▸ WHAT IS NEEDED: Take each line containing "Right" and report it exactly as written.

▸ EXERCISE INPUT:
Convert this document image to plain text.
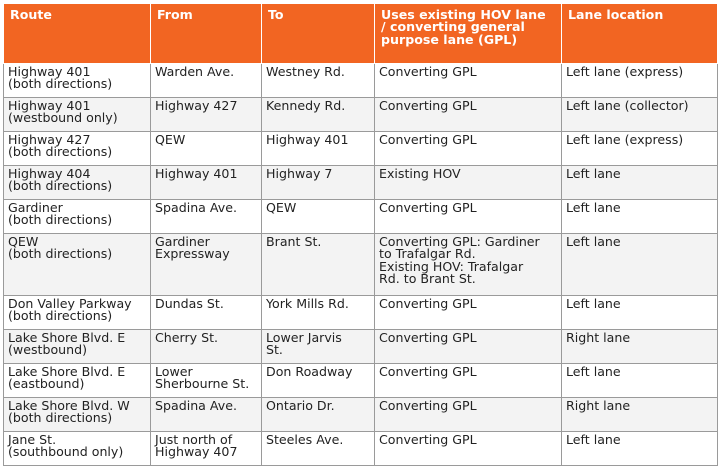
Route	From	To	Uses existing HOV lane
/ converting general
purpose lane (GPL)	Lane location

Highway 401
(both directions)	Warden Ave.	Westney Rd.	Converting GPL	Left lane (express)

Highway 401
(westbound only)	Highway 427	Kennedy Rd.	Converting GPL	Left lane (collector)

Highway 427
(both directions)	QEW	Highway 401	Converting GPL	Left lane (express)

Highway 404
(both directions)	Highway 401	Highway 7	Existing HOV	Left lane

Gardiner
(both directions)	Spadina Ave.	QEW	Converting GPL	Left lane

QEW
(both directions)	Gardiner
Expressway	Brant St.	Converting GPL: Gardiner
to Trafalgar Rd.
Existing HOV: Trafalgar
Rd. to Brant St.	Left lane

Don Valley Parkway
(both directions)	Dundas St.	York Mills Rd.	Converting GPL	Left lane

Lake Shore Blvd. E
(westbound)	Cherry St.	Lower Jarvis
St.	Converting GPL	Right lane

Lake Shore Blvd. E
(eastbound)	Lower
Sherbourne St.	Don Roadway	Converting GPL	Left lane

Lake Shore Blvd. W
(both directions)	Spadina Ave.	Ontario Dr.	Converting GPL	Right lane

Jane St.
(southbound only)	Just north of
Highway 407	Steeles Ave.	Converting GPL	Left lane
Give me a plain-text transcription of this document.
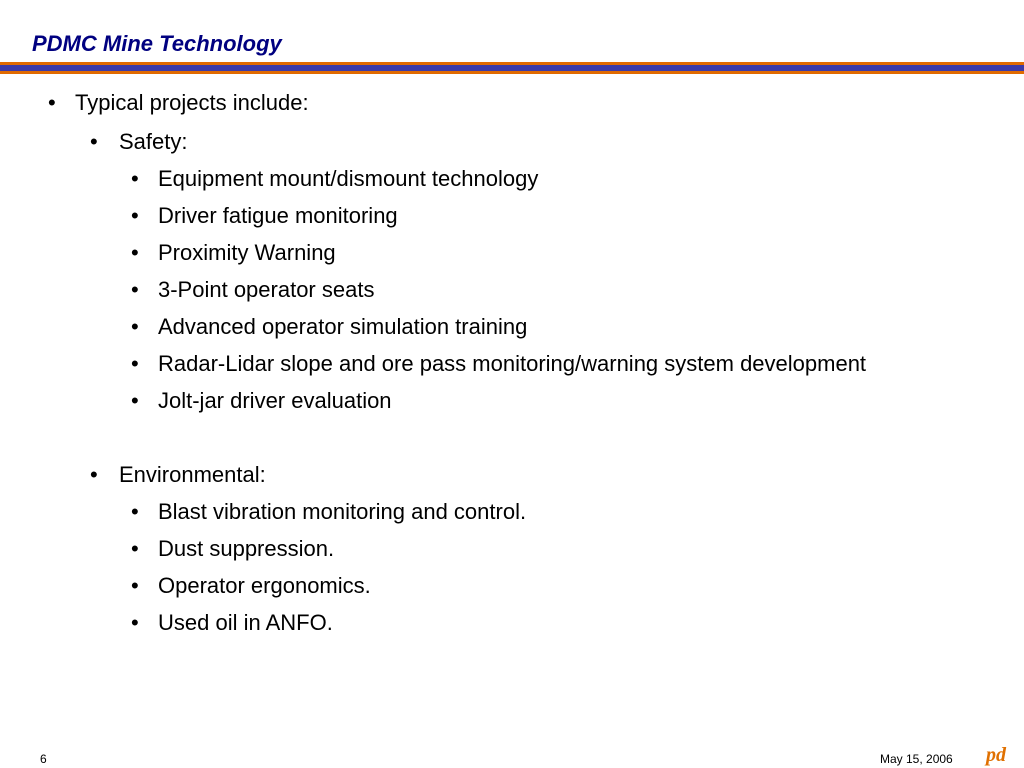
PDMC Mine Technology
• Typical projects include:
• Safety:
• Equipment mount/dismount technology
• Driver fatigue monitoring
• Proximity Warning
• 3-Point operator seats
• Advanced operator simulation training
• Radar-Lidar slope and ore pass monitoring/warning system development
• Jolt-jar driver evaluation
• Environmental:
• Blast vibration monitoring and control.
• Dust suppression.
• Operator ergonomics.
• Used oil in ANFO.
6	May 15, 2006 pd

▸ SOLUTION TO THE EXERCISE:
St.	Converting GPL	Right lane
(both directions)	Spadina Ave.	Ontario Dr.	Converting GPL	Right lane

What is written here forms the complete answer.